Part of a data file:
*****

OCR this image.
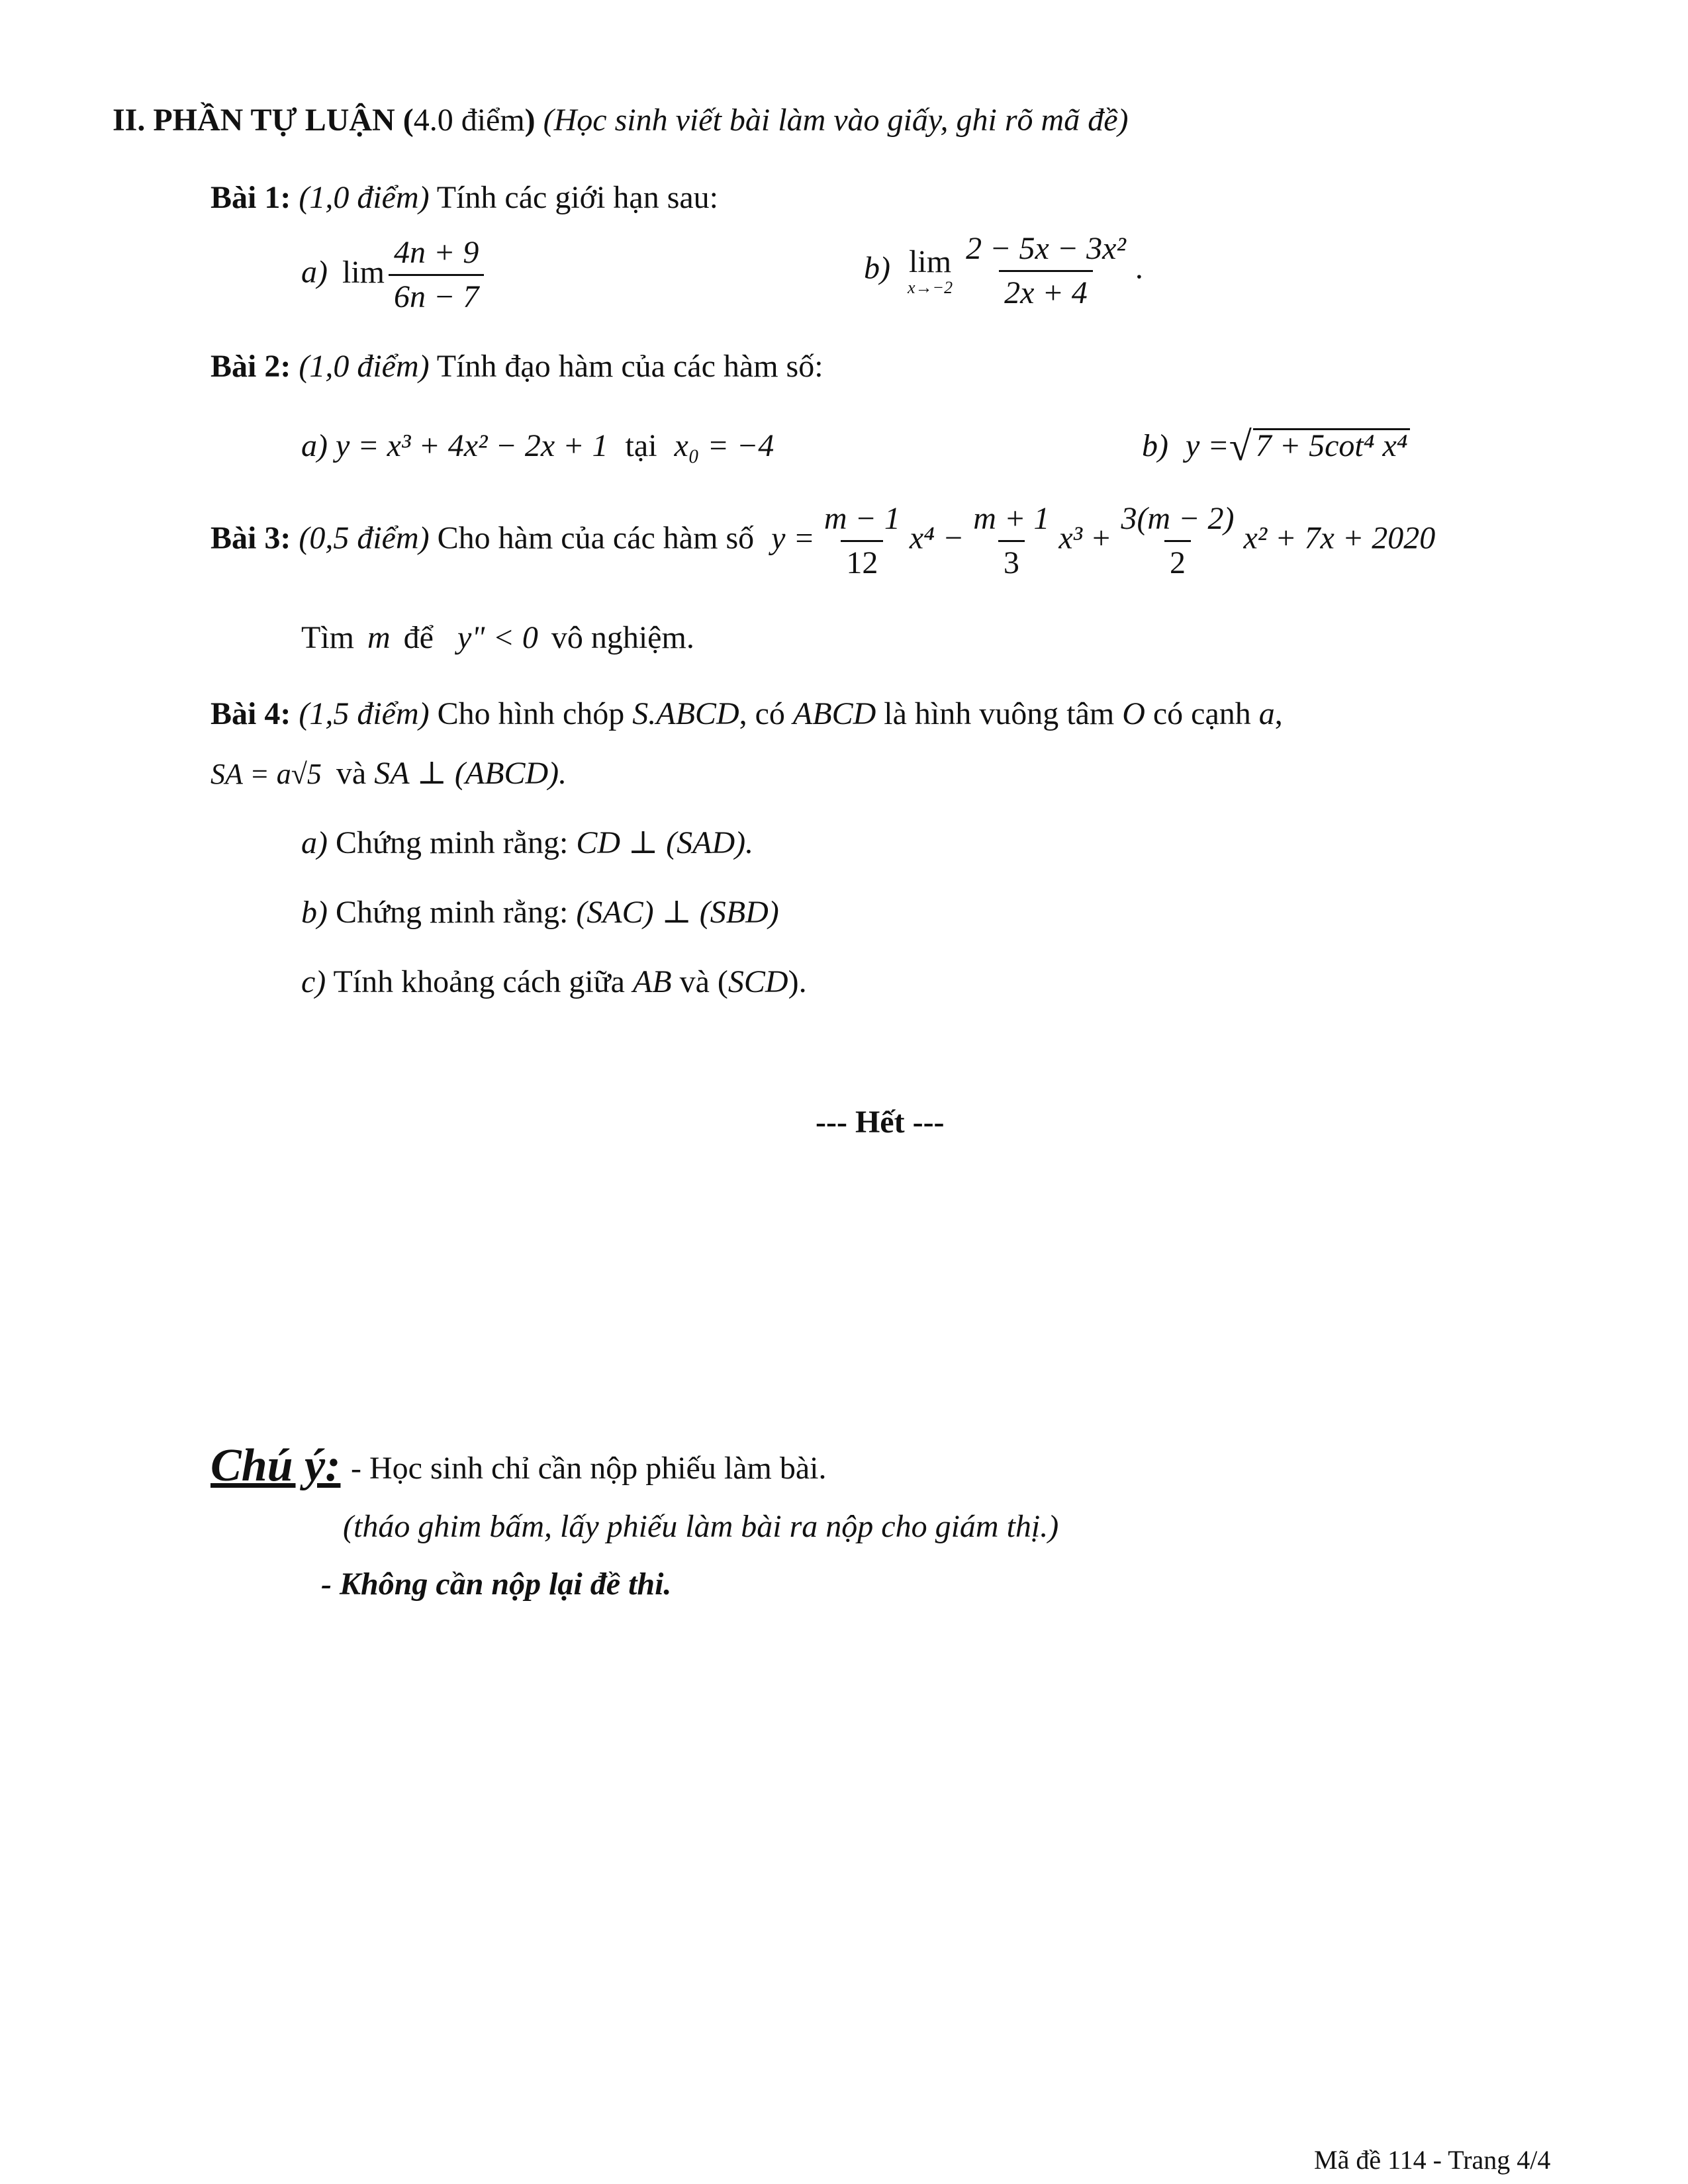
II. PHẦN TỰ LUẬN (4.0 điểm) (Học sinh viết bài làm vào giấy, ghi rõ mã đề)
Bài 1: (1,0 điểm) Tính các giới hạn sau:
a) $\lim \frac{4n + 9}{6n - 7}$	b) lim
$x\to-2 \frac{\text{2 − 5x − 3x²}}{2x + 4}$ .
Bài 2: (1,0 điểm) Tính đạo hàm của các hàm số:
a) y = x³ + 4x² − 2x + 1 tại x₀ = −4	b) y =√ 7 + 5cot⁴ x⁴
Bài 3: (0,5 điểm) Cho hàm của các hàm số $y = \frac{m - 1}{12} x^4 - \frac{m + 1}{3} x^3 + \frac{3(m - 2)}{2} x^2 + 7x + 2020$
Tìm m để y" < 0 vô nghiệm.
Bài 4: (1,5 điểm) Cho hình chóp S.ABCD, có ABCD là hình vuông tâm O có cạnh a,
SA = a√5 và SA ⊥ (ABCD).
a) Chứng minh rằng: CD ⊥ (SAD).
b) Chứng minh rằng: (SAC) ⊥ (SBD)
c) Tính khoảng cách giữa AB và (SCD).
--- Hết ---
Chú ý: - Học sinh chỉ cần nộp phiếu làm bài.
(tháo ghim bấm, lấy phiếu làm bài ra nộp cho giám thị.)
- Không cần nộp lại đề thi.
Mã đề 114 - Trang 4/4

*****

● **Your task**
Copy the records word for word, leaving no picture in the copy.

● **The reply**
OCR this image.
II. PHẦN TỰ LUẬN (4.0 điểm) (Học sinh viết bài làm vào giấy, ghi rõ mã đề)
Bài 1: (1,0 điểm) Tính các giới hạn sau:
a) $\lim \frac{4n + 9}{6n - 7}$	b) lim
$x\to-2 \frac{\text{2 − 5x − 3x²}}{2x + 4}$ .
Bài 2: (1,0 điểm) Tính đạo hàm của các hàm số:
a) y = x³ + 4x² − 2x + 1 tại x₀ = −4	b) y =√ 7 + 5cot⁴ x⁴
Bài 3: (0,5 điểm) Cho hàm của các hàm số $y = \frac{m - 1}{12} x^4 - \frac{m + 1}{3} x^3 + \frac{3(m - 2)}{2} x^2 + 7x + 2020$
Tìm m để y" < 0 vô nghiệm.
Bài 4: (1,5 điểm) Cho hình chóp S.ABCD, có ABCD là hình vuông tâm O có cạnh a,
SA = a√5 và SA ⊥ (ABCD).
a) Chứng minh rằng: CD ⊥ (SAD).
b) Chứng minh rằng: (SAC) ⊥ (SBD)
c) Tính khoảng cách giữa AB và (SCD).
--- Hết ---
Chú ý: - Học sinh chỉ cần nộp phiếu làm bài.
(tháo ghim bấm, lấy phiếu làm bài ra nộp cho giám thị.)
- Không cần nộp lại đề thi.
Mã đề 114 - Trang 4/4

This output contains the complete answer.